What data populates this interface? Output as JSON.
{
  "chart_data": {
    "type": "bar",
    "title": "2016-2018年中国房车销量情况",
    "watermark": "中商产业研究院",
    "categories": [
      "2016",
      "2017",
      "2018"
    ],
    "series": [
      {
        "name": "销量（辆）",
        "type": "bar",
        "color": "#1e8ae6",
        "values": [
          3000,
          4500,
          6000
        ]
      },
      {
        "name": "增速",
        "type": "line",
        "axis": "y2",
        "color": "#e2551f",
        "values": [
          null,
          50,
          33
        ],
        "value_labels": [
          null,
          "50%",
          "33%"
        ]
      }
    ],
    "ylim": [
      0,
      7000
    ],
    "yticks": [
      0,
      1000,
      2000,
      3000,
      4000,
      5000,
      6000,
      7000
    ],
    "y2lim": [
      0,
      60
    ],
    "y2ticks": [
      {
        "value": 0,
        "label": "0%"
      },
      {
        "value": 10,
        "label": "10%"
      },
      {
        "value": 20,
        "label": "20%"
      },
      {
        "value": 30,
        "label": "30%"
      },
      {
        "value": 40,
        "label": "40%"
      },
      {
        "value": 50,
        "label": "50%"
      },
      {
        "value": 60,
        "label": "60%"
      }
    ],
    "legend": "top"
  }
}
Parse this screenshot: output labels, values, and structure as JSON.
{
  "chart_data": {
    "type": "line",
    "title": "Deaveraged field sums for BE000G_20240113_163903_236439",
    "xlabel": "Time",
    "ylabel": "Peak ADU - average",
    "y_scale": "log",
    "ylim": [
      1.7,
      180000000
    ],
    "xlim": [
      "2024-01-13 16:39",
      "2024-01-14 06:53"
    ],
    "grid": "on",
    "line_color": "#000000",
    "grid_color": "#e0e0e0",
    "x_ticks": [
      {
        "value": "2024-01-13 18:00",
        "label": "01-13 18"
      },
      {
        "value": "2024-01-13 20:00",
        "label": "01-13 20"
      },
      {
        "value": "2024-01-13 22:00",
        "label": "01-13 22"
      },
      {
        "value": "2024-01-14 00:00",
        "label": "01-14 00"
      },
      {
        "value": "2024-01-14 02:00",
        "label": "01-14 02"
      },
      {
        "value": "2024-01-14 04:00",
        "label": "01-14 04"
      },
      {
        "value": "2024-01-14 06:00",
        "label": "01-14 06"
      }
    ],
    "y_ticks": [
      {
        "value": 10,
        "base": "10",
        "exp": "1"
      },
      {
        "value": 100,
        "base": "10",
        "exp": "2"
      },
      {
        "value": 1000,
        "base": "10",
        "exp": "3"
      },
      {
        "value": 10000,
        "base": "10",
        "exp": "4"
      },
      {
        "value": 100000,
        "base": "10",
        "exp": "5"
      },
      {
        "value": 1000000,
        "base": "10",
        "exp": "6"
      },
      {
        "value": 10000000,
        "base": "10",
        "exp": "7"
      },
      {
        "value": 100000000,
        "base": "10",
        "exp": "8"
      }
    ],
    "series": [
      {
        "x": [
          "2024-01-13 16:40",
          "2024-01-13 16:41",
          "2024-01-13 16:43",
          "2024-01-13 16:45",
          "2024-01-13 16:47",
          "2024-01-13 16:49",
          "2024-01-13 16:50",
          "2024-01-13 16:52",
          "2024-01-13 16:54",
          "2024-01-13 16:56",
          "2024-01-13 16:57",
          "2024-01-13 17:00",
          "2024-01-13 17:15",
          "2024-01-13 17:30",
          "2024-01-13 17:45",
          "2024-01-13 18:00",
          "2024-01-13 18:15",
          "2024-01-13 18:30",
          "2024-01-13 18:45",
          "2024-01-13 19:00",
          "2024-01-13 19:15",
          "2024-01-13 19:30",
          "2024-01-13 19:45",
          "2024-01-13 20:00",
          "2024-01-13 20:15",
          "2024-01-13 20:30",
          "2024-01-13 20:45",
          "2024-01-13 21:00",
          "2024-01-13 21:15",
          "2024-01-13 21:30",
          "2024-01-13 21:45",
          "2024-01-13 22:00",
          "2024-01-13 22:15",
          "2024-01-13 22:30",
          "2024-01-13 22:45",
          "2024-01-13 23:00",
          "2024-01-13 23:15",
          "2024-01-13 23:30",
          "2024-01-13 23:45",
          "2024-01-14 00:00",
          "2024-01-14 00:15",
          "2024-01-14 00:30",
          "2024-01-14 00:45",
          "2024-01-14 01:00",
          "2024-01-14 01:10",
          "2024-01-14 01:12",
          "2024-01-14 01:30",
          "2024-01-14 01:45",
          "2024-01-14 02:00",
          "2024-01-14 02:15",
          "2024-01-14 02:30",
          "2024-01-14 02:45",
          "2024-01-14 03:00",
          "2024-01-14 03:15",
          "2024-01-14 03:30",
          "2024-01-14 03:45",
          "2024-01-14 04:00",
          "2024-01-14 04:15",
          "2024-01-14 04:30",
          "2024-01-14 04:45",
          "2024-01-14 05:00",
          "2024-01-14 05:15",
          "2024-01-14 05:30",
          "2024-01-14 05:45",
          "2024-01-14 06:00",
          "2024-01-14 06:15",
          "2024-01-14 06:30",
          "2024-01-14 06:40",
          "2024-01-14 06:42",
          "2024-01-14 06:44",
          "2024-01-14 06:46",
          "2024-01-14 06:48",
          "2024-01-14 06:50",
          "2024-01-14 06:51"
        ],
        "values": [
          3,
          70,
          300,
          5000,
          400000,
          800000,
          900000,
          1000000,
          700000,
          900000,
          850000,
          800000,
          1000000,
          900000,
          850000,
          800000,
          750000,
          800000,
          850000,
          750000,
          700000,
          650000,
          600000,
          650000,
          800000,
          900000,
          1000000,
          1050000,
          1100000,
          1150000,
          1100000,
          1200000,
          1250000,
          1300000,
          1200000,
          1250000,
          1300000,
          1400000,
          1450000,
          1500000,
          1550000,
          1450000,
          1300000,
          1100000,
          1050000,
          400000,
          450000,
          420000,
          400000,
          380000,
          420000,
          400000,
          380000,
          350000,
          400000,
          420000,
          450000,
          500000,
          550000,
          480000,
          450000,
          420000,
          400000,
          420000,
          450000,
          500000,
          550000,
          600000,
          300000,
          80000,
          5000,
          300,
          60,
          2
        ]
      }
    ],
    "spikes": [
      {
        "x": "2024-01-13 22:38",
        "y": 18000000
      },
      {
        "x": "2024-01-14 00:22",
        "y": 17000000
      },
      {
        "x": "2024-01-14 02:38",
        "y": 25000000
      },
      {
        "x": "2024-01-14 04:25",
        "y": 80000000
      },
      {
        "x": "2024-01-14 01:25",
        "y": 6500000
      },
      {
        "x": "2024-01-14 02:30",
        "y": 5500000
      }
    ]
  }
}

_ _ _ _ _

**Goal:** Pull out all lines from the entries above in which the word "this" appears.

**Written solution:**
What data populates this interface? Output as JSON.
Parse this screenshot: output labels, values, and structure as JSON.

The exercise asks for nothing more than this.